Given problem:
The required output consists solely of the lines from the line containing "Give me the" through the end of the records, copied exactly.

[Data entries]
* begin *
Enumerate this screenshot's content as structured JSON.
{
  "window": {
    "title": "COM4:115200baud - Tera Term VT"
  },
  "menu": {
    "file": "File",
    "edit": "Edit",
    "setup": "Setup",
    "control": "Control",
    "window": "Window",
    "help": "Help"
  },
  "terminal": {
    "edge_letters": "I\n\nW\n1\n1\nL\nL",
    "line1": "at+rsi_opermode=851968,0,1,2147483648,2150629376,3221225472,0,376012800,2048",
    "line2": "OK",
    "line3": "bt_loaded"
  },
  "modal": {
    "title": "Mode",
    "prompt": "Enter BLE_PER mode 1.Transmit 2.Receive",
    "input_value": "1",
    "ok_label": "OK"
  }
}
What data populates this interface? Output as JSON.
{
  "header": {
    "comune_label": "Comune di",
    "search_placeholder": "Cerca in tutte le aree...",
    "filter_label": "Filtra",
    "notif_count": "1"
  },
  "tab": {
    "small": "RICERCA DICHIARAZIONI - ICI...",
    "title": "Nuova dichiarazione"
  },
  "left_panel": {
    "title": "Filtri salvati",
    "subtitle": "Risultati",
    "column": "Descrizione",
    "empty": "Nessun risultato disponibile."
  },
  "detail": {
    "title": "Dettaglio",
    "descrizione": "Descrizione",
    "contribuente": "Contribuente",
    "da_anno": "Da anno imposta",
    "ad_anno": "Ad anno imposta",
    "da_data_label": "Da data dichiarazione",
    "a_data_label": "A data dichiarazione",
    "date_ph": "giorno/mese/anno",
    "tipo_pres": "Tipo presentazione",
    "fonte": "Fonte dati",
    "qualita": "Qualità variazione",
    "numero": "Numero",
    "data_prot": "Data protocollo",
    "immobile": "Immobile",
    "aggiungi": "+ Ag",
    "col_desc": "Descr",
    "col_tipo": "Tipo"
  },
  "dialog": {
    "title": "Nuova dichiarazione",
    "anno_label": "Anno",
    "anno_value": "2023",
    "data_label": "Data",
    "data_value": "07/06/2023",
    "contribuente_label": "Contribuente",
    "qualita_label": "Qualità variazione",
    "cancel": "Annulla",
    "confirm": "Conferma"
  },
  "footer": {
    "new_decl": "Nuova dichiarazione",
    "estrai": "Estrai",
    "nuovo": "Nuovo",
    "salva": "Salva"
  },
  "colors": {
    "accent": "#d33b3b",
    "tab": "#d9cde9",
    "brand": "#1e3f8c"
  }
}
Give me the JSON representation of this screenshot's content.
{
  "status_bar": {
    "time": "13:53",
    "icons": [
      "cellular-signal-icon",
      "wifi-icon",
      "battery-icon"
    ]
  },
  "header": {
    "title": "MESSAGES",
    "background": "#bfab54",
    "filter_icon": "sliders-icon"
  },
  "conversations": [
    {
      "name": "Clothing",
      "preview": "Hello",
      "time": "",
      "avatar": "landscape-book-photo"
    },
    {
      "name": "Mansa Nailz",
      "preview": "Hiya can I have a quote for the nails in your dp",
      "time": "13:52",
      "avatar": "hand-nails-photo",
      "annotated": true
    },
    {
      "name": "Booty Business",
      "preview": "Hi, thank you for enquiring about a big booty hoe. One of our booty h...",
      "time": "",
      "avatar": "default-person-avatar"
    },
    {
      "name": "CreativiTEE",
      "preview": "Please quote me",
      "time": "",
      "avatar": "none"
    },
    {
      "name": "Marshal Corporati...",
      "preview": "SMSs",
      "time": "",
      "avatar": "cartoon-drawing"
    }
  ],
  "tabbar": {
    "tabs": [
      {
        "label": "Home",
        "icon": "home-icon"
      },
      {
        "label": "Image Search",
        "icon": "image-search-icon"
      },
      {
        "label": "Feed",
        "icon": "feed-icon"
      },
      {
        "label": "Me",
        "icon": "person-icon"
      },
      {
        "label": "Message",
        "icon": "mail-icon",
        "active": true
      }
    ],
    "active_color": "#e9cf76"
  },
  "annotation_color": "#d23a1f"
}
* end *
Answer to the exercise:
Give me the JSON representation of this screenshot's content.
{
  "status_bar": {
    "time": "13:53",
    "icons": [
      "cellular-signal-icon",
      "wifi-icon",
      "battery-icon"
    ]
  },
  "header": {
    "title": "MESSAGES",
    "background": "#bfab54",
    "filter_icon": "sliders-icon"
  },
  "conversations": [
    {
      "name": "Clothing",
      "preview": "Hello",
      "time": "",
      "avatar": "landscape-book-photo"
    },
    {
      "name": "Mansa Nailz",
      "preview": "Hiya can I have a quote for the nails in your dp",
      "time": "13:52",
      "avatar": "hand-nails-photo",
      "annotated": true
    },
    {
      "name": "Booty Business",
      "preview": "Hi, thank you for enquiring about a big booty hoe. One of our booty h...",
      "time": "",
      "avatar": "default-person-avatar"
    },
    {
      "name": "CreativiTEE",
      "preview": "Please quote me",
      "time": "",
      "avatar": "none"
    },
    {
      "name": "Marshal Corporati...",
      "preview": "SMSs",
      "time": "",
      "avatar": "cartoon-drawing"
    }
  ],
  "tabbar": {
    "tabs": [
      {
        "label": "Home",
        "icon": "home-icon"
      },
      {
        "label": "Image Search",
        "icon": "image-search-icon"
      },
      {
        "label": "Feed",
        "icon": "feed-icon"
      },
      {
        "label": "Me",
        "icon": "person-icon"
      },
      {
        "label": "Message",
        "icon": "mail-icon",
        "active": true
      }
    ],
    "active_color": "#e9cf76"
  },
  "annotation_color": "#d23a1f"
}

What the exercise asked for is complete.